__PROBLEM TO SOLVE__.
Output every line of the data exactly as it appears.

__SUPPLIED RECORDS__.

+++

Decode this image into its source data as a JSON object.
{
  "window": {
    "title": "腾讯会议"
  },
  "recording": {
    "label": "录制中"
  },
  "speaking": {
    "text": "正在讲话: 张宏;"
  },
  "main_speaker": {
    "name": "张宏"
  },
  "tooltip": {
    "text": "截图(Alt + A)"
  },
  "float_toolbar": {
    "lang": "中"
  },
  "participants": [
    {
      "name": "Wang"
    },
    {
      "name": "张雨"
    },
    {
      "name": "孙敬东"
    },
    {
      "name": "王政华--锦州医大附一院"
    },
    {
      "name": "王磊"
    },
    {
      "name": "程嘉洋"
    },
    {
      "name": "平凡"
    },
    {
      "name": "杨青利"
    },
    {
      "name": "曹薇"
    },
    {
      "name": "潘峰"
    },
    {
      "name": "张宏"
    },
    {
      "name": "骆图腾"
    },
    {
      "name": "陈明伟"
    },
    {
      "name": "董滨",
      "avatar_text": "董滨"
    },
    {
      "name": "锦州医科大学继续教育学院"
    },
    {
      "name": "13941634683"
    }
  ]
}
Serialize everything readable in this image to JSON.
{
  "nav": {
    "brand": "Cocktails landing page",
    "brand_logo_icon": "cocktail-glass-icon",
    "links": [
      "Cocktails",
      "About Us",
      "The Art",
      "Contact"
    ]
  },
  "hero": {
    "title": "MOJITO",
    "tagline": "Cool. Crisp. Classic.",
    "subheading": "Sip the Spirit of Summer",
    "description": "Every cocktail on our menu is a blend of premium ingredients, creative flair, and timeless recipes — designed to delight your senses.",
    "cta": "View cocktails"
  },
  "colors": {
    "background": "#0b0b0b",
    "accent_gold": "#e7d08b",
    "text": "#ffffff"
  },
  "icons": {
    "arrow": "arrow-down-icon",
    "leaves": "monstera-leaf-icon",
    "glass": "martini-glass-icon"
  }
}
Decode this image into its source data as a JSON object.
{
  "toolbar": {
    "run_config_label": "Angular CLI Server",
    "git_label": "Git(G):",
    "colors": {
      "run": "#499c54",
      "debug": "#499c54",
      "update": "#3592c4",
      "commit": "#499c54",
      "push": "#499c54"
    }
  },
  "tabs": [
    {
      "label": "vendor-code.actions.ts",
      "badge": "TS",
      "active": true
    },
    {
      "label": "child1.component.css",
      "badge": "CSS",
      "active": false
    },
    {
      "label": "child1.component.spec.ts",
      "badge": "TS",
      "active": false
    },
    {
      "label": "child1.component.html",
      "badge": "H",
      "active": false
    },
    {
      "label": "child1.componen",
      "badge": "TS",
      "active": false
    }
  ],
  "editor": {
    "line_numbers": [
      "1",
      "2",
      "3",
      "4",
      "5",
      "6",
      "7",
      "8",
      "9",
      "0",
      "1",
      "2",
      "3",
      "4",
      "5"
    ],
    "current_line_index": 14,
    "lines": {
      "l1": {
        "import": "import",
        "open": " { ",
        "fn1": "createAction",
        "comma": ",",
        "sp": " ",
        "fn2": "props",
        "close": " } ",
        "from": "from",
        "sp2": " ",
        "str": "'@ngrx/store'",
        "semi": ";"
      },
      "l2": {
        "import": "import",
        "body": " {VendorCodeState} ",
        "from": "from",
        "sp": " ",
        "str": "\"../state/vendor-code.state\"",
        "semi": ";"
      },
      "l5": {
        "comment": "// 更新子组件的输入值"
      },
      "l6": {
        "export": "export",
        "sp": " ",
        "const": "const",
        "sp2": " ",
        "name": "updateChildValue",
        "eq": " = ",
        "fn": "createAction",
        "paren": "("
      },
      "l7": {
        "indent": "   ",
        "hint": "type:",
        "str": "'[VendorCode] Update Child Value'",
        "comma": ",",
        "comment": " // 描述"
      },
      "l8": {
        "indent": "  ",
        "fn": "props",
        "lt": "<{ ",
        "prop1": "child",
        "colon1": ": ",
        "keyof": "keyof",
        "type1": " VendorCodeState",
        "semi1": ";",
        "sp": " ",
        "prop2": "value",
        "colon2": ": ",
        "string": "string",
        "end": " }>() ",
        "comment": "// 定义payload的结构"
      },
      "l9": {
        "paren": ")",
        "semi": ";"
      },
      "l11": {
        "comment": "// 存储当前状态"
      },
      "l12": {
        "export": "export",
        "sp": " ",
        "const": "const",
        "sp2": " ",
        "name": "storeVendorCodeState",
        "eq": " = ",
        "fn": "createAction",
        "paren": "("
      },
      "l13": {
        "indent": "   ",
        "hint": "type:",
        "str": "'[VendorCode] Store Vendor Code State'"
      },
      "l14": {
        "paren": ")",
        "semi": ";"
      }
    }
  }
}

+++

__FULL ANSWER__.
Decode this image into its source data as a JSON object.
{
  "window": {
    "title": "腾讯会议"
  },
  "recording": {
    "label": "录制中"
  },
  "speaking": {
    "text": "正在讲话: 张宏;"
  },
  "main_speaker": {
    "name": "张宏"
  },
  "tooltip": {
    "text": "截图(Alt + A)"
  },
  "float_toolbar": {
    "lang": "中"
  },
  "participants": [
    {
      "name": "Wang"
    },
    {
      "name": "张雨"
    },
    {
      "name": "孙敬东"
    },
    {
      "name": "王政华--锦州医大附一院"
    },
    {
      "name": "王磊"
    },
    {
      "name": "程嘉洋"
    },
    {
      "name": "平凡"
    },
    {
      "name": "杨青利"
    },
    {
      "name": "曹薇"
    },
    {
      "name": "潘峰"
    },
    {
      "name": "张宏"
    },
    {
      "name": "骆图腾"
    },
    {
      "name": "陈明伟"
    },
    {
      "name": "董滨",
      "avatar_text": "董滨"
    },
    {
      "name": "锦州医科大学继续教育学院"
    },
    {
      "name": "13941634683"
    }
  ]
}
Serialize everything readable in this image to JSON.
{
  "nav": {
    "brand": "Cocktails landing page",
    "brand_logo_icon": "cocktail-glass-icon",
    "links": [
      "Cocktails",
      "About Us",
      "The Art",
      "Contact"
    ]
  },
  "hero": {
    "title": "MOJITO",
    "tagline": "Cool. Crisp. Classic.",
    "subheading": "Sip the Spirit of Summer",
    "description": "Every cocktail on our menu is a blend of premium ingredients, creative flair, and timeless recipes — designed to delight your senses.",
    "cta": "View cocktails"
  },
  "colors": {
    "background": "#0b0b0b",
    "accent_gold": "#e7d08b",
    "text": "#ffffff"
  },
  "icons": {
    "arrow": "arrow-down-icon",
    "leaves": "monstera-leaf-icon",
    "glass": "martini-glass-icon"
  }
}
Decode this image into its source data as a JSON object.
{
  "toolbar": {
    "run_config_label": "Angular CLI Server",
    "git_label": "Git(G):",
    "colors": {
      "run": "#499c54",
      "debug": "#499c54",
      "update": "#3592c4",
      "commit": "#499c54",
      "push": "#499c54"
    }
  },
  "tabs": [
    {
      "label": "vendor-code.actions.ts",
      "badge": "TS",
      "active": true
    },
    {
      "label": "child1.component.css",
      "badge": "CSS",
      "active": false
    },
    {
      "label": "child1.component.spec.ts",
      "badge": "TS",
      "active": false
    },
    {
      "label": "child1.component.html",
      "badge": "H",
      "active": false
    },
    {
      "label": "child1.componen",
      "badge": "TS",
      "active": false
    }
  ],
  "editor": {
    "line_numbers": [
      "1",
      "2",
      "3",
      "4",
      "5",
      "6",
      "7",
      "8",
      "9",
      "0",
      "1",
      "2",
      "3",
      "4",
      "5"
    ],
    "current_line_index": 14,
    "lines": {
      "l1": {
        "import": "import",
        "open": " { ",
        "fn1": "createAction",
        "comma": ",",
        "sp": " ",
        "fn2": "props",
        "close": " } ",
        "from": "from",
        "sp2": " ",
        "str": "'@ngrx/store'",
        "semi": ";"
      },
      "l2": {
        "import": "import",
        "body": " {VendorCodeState} ",
        "from": "from",
        "sp": " ",
        "str": "\"../state/vendor-code.state\"",
        "semi": ";"
      },
      "l5": {
        "comment": "// 更新子组件的输入值"
      },
      "l6": {
        "export": "export",
        "sp": " ",
        "const": "const",
        "sp2": " ",
        "name": "updateChildValue",
        "eq": " = ",
        "fn": "createAction",
        "paren": "("
      },
      "l7": {
        "indent": "   ",
        "hint": "type:",
        "str": "'[VendorCode] Update Child Value'",
        "comma": ",",
        "comment": " // 描述"
      },
      "l8": {
        "indent": "  ",
        "fn": "props",
        "lt": "<{ ",
        "prop1": "child",
        "colon1": ": ",
        "keyof": "keyof",
        "type1": " VendorCodeState",
        "semi1": ";",
        "sp": " ",
        "prop2": "value",
        "colon2": ": ",
        "string": "string",
        "end": " }>() ",
        "comment": "// 定义payload的结构"
      },
      "l9": {
        "paren": ")",
        "semi": ";"
      },
      "l11": {
        "comment": "// 存储当前状态"
      },
      "l12": {
        "export": "export",
        "sp": " ",
        "const": "const",
        "sp2": " ",
        "name": "storeVendorCodeState",
        "eq": " = ",
        "fn": "createAction",
        "paren": "("
      },
      "l13": {
        "indent": "   ",
        "hint": "type:",
        "str": "'[VendorCode] Store Vendor Code State'"
      },
      "l14": {
        "paren": ")",
        "semi": ";"
      }
    }
  }
}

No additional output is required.